Records.
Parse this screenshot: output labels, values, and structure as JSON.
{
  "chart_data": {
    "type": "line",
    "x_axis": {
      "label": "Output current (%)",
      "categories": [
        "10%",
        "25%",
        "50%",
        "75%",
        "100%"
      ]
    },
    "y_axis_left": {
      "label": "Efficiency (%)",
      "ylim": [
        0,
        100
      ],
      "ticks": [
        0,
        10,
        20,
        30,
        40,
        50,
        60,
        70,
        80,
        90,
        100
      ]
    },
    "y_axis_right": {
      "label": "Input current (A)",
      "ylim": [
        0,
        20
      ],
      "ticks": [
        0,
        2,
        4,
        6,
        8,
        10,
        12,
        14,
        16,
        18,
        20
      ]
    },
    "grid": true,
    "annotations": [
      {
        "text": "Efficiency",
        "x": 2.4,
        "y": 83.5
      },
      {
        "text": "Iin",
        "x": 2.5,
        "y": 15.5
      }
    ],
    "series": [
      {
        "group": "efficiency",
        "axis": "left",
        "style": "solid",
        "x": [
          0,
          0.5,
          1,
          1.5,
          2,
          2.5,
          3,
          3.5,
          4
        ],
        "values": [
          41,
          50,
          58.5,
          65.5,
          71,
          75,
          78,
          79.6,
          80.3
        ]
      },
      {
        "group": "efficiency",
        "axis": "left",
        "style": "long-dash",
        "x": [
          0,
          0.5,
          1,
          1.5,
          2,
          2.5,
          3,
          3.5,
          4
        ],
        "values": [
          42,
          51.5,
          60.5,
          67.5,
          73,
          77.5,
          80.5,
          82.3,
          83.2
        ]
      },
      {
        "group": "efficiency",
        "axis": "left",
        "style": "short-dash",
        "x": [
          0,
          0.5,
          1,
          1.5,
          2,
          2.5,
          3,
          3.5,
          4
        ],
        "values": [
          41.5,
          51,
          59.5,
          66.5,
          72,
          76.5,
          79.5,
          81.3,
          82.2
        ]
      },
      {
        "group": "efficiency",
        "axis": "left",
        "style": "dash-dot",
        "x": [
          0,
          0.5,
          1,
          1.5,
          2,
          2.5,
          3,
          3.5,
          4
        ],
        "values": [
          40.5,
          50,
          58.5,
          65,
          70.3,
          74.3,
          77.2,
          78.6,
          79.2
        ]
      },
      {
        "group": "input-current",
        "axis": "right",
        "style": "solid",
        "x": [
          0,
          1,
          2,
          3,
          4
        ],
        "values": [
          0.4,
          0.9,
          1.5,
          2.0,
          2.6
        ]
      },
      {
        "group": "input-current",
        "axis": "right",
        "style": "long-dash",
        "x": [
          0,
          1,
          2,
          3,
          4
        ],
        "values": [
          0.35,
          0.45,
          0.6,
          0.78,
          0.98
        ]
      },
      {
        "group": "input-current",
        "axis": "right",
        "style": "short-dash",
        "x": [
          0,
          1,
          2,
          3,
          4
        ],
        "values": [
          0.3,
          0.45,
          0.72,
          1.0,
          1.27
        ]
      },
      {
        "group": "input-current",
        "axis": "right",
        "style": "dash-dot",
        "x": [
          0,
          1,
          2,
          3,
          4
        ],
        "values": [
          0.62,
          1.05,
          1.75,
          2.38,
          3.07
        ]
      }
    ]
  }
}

Challenge. Print every line of the records exactly. Omit nothing.

Exercise result.
Parse this screenshot: output labels, values, and structure as JSON.
{
  "chart_data": {
    "type": "line",
    "x_axis": {
      "label": "Output current (%)",
      "categories": [
        "10%",
        "25%",
        "50%",
        "75%",
        "100%"
      ]
    },
    "y_axis_left": {
      "label": "Efficiency (%)",
      "ylim": [
        0,
        100
      ],
      "ticks": [
        0,
        10,
        20,
        30,
        40,
        50,
        60,
        70,
        80,
        90,
        100
      ]
    },
    "y_axis_right": {
      "label": "Input current (A)",
      "ylim": [
        0,
        20
      ],
      "ticks": [
        0,
        2,
        4,
        6,
        8,
        10,
        12,
        14,
        16,
        18,
        20
      ]
    },
    "grid": true,
    "annotations": [
      {
        "text": "Efficiency",
        "x": 2.4,
        "y": 83.5
      },
      {
        "text": "Iin",
        "x": 2.5,
        "y": 15.5
      }
    ],
    "series": [
      {
        "group": "efficiency",
        "axis": "left",
        "style": "solid",
        "x": [
          0,
          0.5,
          1,
          1.5,
          2,
          2.5,
          3,
          3.5,
          4
        ],
        "values": [
          41,
          50,
          58.5,
          65.5,
          71,
          75,
          78,
          79.6,
          80.3
        ]
      },
      {
        "group": "efficiency",
        "axis": "left",
        "style": "long-dash",
        "x": [
          0,
          0.5,
          1,
          1.5,
          2,
          2.5,
          3,
          3.5,
          4
        ],
        "values": [
          42,
          51.5,
          60.5,
          67.5,
          73,
          77.5,
          80.5,
          82.3,
          83.2
        ]
      },
      {
        "group": "efficiency",
        "axis": "left",
        "style": "short-dash",
        "x": [
          0,
          0.5,
          1,
          1.5,
          2,
          2.5,
          3,
          3.5,
          4
        ],
        "values": [
          41.5,
          51,
          59.5,
          66.5,
          72,
          76.5,
          79.5,
          81.3,
          82.2
        ]
      },
      {
        "group": "efficiency",
        "axis": "left",
        "style": "dash-dot",
        "x": [
          0,
          0.5,
          1,
          1.5,
          2,
          2.5,
          3,
          3.5,
          4
        ],
        "values": [
          40.5,
          50,
          58.5,
          65,
          70.3,
          74.3,
          77.2,
          78.6,
          79.2
        ]
      },
      {
        "group": "input-current",
        "axis": "right",
        "style": "solid",
        "x": [
          0,
          1,
          2,
          3,
          4
        ],
        "values": [
          0.4,
          0.9,
          1.5,
          2.0,
          2.6
        ]
      },
      {
        "group": "input-current",
        "axis": "right",
        "style": "long-dash",
        "x": [
          0,
          1,
          2,
          3,
          4
        ],
        "values": [
          0.35,
          0.45,
          0.6,
          0.78,
          0.98
        ]
      },
      {
        "group": "input-current",
        "axis": "right",
        "style": "short-dash",
        "x": [
          0,
          1,
          2,
          3,
          4
        ],
        "values": [
          0.3,
          0.45,
          0.72,
          1.0,
          1.27
        ]
      },
      {
        "group": "input-current",
        "axis": "right",
        "style": "dash-dot",
        "x": [
          0,
          1,
          2,
          3,
          4
        ],
        "values": [
          0.62,
          1.05,
          1.75,
          2.38,
          3.07
        ]
      }
    ]
  }
}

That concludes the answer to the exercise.